Justice HANDLER joins in this opinion.
For affirmance—Chief Justice WILENTZ, and Justices CLIFFORD, POLLOCK, GARIBALDI, and STEIN—5.
For reversal—Justices HANDLER and O’HERN—2.

Today, the exchange of paper before trial has become somewhat of an end in itself. We are told of litigators who never enter a courtroom. Abuses of the discovery process have been the subject of recent concern. Final Report of the Committee on the Pretrial Phase of Civil Cases, 115 F.R.D. 454 (1987); Warren E. Burger, Abuses of Discovery: Judges are Correcting the Problem, 20 Trial 18 (1984).

[INPUT DATA]
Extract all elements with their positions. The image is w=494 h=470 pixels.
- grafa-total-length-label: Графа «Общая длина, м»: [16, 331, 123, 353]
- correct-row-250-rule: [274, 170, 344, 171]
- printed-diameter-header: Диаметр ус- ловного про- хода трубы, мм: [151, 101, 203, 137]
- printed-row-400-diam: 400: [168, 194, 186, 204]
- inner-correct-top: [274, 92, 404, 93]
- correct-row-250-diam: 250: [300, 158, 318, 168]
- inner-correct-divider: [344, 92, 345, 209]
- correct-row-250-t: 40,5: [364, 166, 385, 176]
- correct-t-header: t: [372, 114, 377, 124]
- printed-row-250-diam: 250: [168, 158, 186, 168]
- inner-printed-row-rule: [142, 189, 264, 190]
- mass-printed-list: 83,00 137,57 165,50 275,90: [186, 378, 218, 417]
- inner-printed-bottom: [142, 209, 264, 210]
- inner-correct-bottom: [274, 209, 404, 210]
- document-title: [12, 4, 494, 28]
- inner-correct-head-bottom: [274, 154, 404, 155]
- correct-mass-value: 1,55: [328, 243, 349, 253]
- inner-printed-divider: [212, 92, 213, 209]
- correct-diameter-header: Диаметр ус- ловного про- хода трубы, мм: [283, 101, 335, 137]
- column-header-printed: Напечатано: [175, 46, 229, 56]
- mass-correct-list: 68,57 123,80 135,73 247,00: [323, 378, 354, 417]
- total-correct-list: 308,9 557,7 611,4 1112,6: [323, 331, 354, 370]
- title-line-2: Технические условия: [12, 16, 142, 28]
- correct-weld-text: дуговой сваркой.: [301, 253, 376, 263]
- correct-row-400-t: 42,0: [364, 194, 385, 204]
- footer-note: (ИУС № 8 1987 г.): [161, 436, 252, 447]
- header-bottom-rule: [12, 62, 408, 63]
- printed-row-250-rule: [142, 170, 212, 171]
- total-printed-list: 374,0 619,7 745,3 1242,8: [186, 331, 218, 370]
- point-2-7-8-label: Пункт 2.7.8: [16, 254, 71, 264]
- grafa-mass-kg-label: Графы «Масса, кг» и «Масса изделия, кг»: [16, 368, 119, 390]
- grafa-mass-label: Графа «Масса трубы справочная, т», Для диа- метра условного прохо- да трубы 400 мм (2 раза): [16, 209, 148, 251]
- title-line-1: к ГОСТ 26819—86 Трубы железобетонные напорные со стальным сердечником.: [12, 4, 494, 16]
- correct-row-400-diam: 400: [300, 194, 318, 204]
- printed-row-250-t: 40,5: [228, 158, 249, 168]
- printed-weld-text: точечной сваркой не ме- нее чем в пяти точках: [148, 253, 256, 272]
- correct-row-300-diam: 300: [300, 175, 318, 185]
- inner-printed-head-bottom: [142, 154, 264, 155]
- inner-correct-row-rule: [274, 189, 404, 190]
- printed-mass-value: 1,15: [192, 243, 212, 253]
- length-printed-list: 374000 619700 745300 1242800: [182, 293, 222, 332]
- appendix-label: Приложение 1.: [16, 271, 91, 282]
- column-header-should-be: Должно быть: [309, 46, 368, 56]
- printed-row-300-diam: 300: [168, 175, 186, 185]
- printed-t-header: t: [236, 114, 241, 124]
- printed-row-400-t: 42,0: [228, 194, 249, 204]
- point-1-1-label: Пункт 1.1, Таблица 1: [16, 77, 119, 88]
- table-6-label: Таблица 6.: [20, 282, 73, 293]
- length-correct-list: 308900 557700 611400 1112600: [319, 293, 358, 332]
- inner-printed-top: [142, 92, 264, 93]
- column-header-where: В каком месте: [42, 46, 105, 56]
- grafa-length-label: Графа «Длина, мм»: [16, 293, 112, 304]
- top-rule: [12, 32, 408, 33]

[TASK DIRECTIONS]
Reproduce the court opinion text, beginning at the words "For affirmance—Chief Justice" and stopping after "Trial 18 (1984).". Change "litigators" to "attorneys" within that span.

[WRITTEN RESPONSE]
For affirmance—Chief Justice WILENTZ, and Justices CLIFFORD, POLLOCK, GARIBALDI, and STEIN—5.
For reversal—Justices HANDLER and O’HERN—2.

Today, the exchange of paper before trial has become somewhat of an end in itself. We are told of attorneys who never enter a courtroom. Abuses of the discovery process have been the subject of recent concern. Final Report of the Committee on the Pretrial Phase of Civil Cases, 115 F.R.D. 454 (1987); Warren E. Burger, Abuses of Discovery: Judges are Correcting the Problem, 20 Trial 18 (1984).